* Begin RECORD SET *

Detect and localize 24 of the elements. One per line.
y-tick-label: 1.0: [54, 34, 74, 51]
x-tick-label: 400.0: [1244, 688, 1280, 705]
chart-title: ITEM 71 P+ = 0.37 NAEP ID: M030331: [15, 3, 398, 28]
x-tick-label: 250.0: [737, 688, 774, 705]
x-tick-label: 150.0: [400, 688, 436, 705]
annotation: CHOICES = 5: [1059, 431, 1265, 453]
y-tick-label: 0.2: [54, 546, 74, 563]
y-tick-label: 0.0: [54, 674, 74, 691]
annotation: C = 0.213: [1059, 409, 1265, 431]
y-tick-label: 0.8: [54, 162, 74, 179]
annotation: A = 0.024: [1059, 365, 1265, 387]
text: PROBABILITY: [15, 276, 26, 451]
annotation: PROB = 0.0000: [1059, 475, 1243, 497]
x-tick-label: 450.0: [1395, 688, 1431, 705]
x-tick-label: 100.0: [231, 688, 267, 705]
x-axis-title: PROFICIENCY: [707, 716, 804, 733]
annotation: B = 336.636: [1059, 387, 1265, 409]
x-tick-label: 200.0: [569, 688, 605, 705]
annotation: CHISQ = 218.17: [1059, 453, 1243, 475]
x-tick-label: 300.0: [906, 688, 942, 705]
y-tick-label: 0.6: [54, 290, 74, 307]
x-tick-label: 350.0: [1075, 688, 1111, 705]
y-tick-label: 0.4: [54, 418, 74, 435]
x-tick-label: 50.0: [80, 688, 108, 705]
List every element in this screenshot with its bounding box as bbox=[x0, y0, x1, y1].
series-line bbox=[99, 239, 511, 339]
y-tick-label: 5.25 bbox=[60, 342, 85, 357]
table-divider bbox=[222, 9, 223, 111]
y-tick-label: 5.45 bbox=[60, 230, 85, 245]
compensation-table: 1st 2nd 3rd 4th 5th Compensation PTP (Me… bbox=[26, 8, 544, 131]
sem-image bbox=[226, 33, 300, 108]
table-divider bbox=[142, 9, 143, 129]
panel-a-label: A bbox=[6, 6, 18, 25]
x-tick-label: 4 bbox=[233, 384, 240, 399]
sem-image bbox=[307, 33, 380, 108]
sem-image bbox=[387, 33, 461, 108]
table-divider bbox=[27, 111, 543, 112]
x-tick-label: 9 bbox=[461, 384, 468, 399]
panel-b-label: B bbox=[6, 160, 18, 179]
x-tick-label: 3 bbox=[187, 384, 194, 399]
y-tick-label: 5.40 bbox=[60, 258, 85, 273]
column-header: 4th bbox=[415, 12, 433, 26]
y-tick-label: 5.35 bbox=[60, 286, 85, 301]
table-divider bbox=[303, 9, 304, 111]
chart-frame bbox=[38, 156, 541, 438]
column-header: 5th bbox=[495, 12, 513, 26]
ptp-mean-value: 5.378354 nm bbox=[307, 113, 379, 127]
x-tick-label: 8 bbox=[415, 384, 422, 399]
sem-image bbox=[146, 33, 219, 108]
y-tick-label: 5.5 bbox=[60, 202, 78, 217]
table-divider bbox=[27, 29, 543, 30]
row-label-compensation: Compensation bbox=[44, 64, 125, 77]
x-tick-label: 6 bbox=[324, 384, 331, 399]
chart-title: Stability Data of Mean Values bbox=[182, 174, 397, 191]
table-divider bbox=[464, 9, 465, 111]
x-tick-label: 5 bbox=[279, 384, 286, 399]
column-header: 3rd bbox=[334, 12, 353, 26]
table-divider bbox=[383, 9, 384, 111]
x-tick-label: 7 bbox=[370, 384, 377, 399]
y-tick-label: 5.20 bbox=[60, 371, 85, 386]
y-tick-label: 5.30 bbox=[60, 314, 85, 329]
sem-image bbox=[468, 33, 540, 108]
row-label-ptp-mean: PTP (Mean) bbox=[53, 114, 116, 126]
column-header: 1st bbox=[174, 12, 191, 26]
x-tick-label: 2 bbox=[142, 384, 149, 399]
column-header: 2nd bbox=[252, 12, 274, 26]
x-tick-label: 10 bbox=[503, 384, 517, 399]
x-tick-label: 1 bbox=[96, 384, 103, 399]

* End RECORD SET *

From the data above, keep only the lines that contain the string "divider", and copy each one in full.

table-divider bbox=[222, 9, 223, 111]
table-divider bbox=[142, 9, 143, 129]
table-divider bbox=[27, 111, 543, 112]
table-divider bbox=[303, 9, 304, 111]
table-divider bbox=[27, 29, 543, 30]
table-divider bbox=[464, 9, 465, 111]
table-divider bbox=[383, 9, 384, 111]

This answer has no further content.